Written request - Leave out the pictures and repeat the rest of the material exactly.

□ □ □ □ □

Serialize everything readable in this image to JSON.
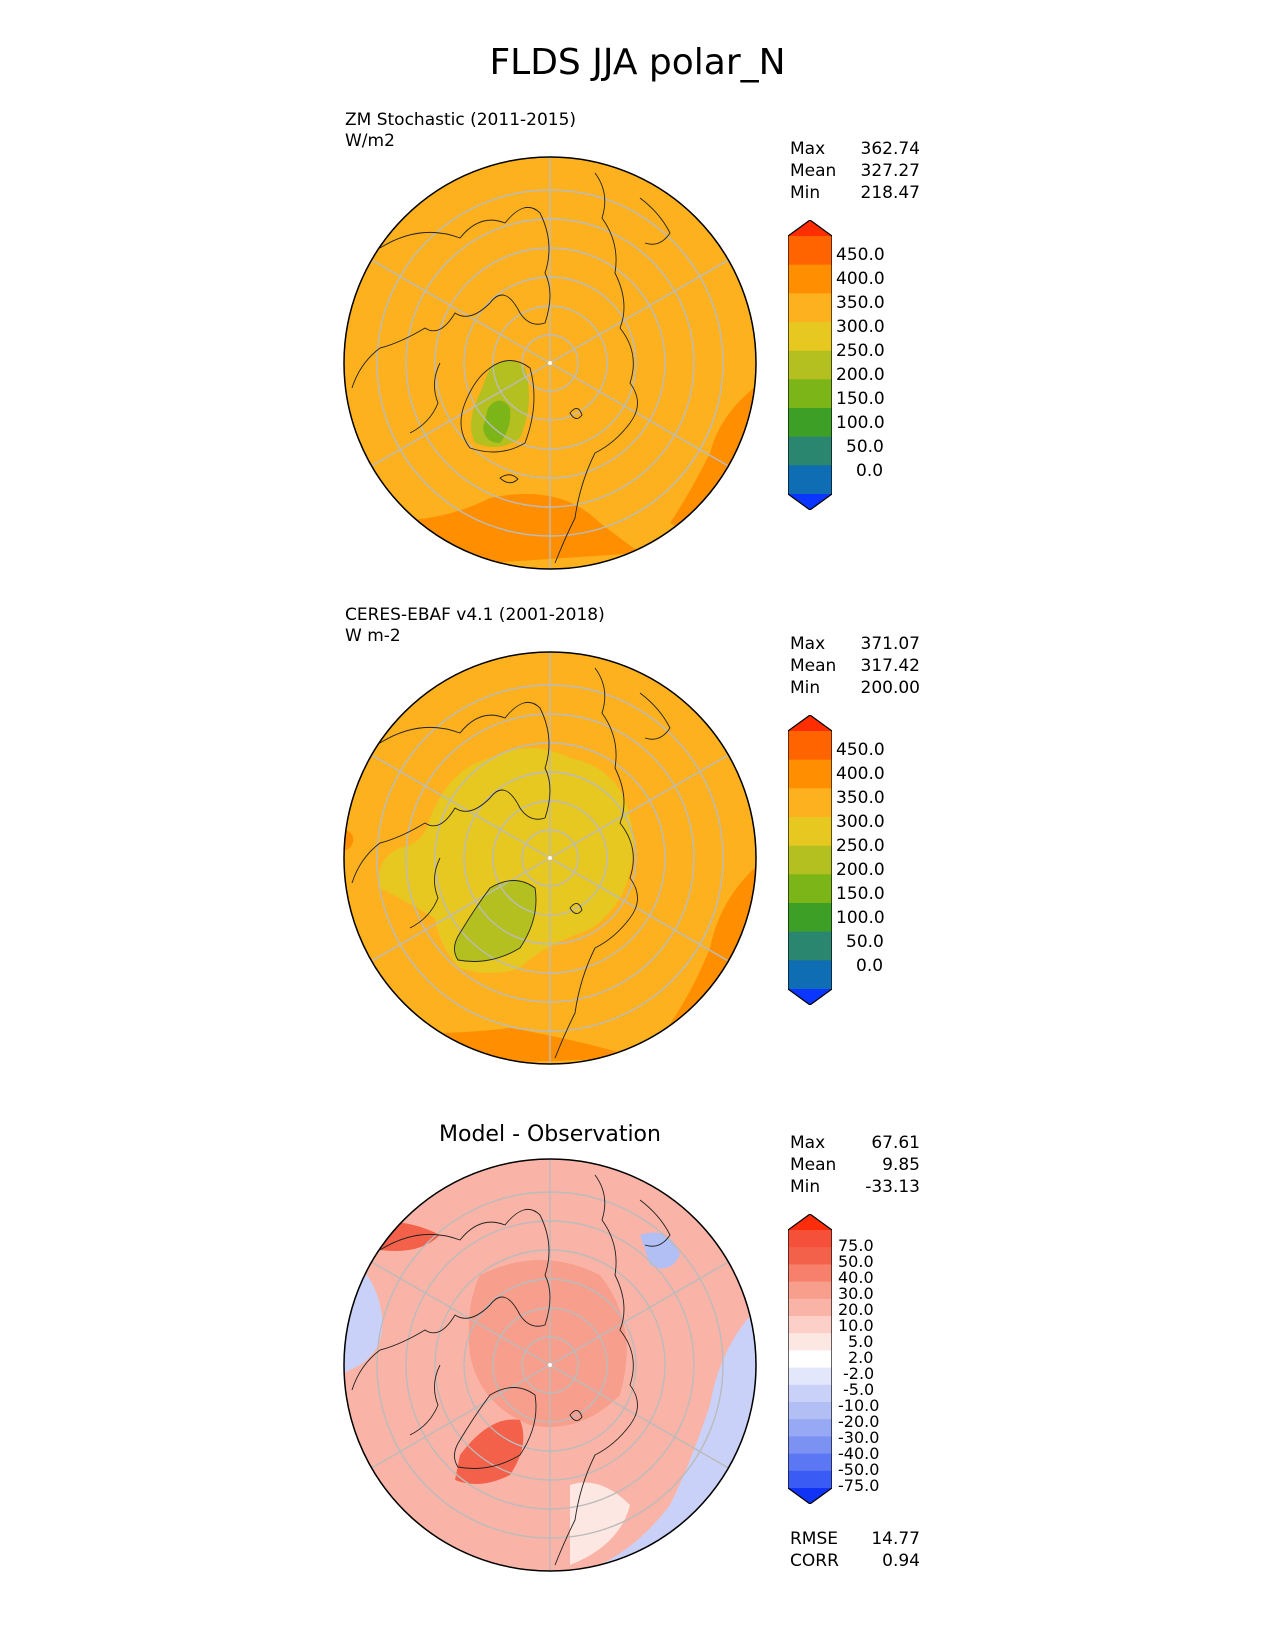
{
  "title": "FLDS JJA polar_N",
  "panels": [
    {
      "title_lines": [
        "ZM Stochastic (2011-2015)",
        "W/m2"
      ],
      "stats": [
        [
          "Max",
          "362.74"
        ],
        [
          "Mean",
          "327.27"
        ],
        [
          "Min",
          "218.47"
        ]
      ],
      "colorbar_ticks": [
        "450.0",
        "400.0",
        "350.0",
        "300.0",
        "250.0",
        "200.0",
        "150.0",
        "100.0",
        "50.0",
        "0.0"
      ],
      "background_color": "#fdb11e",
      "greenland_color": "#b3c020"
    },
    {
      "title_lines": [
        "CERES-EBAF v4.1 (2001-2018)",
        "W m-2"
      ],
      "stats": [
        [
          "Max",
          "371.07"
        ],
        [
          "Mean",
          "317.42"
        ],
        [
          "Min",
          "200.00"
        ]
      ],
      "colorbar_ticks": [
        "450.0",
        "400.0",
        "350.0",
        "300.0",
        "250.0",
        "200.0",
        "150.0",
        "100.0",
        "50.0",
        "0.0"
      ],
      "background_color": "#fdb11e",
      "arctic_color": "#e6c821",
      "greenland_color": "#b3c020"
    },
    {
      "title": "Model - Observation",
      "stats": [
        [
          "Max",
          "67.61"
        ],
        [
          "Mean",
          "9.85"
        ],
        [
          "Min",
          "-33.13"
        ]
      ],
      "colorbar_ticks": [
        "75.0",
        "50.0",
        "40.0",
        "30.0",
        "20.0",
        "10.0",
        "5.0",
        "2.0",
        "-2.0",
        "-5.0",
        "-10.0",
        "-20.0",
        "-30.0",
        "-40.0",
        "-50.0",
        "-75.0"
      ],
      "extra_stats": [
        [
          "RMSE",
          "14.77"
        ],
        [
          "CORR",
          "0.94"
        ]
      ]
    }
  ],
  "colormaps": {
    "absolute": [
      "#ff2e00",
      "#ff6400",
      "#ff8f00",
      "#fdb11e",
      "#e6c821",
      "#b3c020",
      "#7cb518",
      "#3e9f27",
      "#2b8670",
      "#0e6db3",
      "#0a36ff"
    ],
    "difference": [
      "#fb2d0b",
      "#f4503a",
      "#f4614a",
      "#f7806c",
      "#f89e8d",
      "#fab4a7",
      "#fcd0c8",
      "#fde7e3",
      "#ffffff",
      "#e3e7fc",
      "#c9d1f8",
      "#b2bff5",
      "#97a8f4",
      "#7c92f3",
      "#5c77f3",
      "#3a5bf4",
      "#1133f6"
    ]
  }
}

□ □ □ □ □

Answer to the problem -
Serialize everything readable in this image to JSON.
{
  "title": "FLDS JJA polar_N",
  "panels": [
    {
      "title_lines": [
        "ZM Stochastic (2011-2015)",
        "W/m2"
      ],
      "stats": [
        [
          "Max",
          "362.74"
        ],
        [
          "Mean",
          "327.27"
        ],
        [
          "Min",
          "218.47"
        ]
      ],
      "colorbar_ticks": [
        "450.0",
        "400.0",
        "350.0",
        "300.0",
        "250.0",
        "200.0",
        "150.0",
        "100.0",
        "50.0",
        "0.0"
      ],
      "background_color": "#fdb11e",
      "greenland_color": "#b3c020"
    },
    {
      "title_lines": [
        "CERES-EBAF v4.1 (2001-2018)",
        "W m-2"
      ],
      "stats": [
        [
          "Max",
          "371.07"
        ],
        [
          "Mean",
          "317.42"
        ],
        [
          "Min",
          "200.00"
        ]
      ],
      "colorbar_ticks": [
        "450.0",
        "400.0",
        "350.0",
        "300.0",
        "250.0",
        "200.0",
        "150.0",
        "100.0",
        "50.0",
        "0.0"
      ],
      "background_color": "#fdb11e",
      "arctic_color": "#e6c821",
      "greenland_color": "#b3c020"
    },
    {
      "title": "Model - Observation",
      "stats": [
        [
          "Max",
          "67.61"
        ],
        [
          "Mean",
          "9.85"
        ],
        [
          "Min",
          "-33.13"
        ]
      ],
      "colorbar_ticks": [
        "75.0",
        "50.0",
        "40.0",
        "30.0",
        "20.0",
        "10.0",
        "5.0",
        "2.0",
        "-2.0",
        "-5.0",
        "-10.0",
        "-20.0",
        "-30.0",
        "-40.0",
        "-50.0",
        "-75.0"
      ],
      "extra_stats": [
        [
          "RMSE",
          "14.77"
        ],
        [
          "CORR",
          "0.94"
        ]
      ]
    }
  ],
  "colormaps": {
    "absolute": [
      "#ff2e00",
      "#ff6400",
      "#ff8f00",
      "#fdb11e",
      "#e6c821",
      "#b3c020",
      "#7cb518",
      "#3e9f27",
      "#2b8670",
      "#0e6db3",
      "#0a36ff"
    ],
    "difference": [
      "#fb2d0b",
      "#f4503a",
      "#f4614a",
      "#f7806c",
      "#f89e8d",
      "#fab4a7",
      "#fcd0c8",
      "#fde7e3",
      "#ffffff",
      "#e3e7fc",
      "#c9d1f8",
      "#b2bff5",
      "#97a8f4",
      "#7c92f3",
      "#5c77f3",
      "#3a5bf4",
      "#1133f6"
    ]
  }
}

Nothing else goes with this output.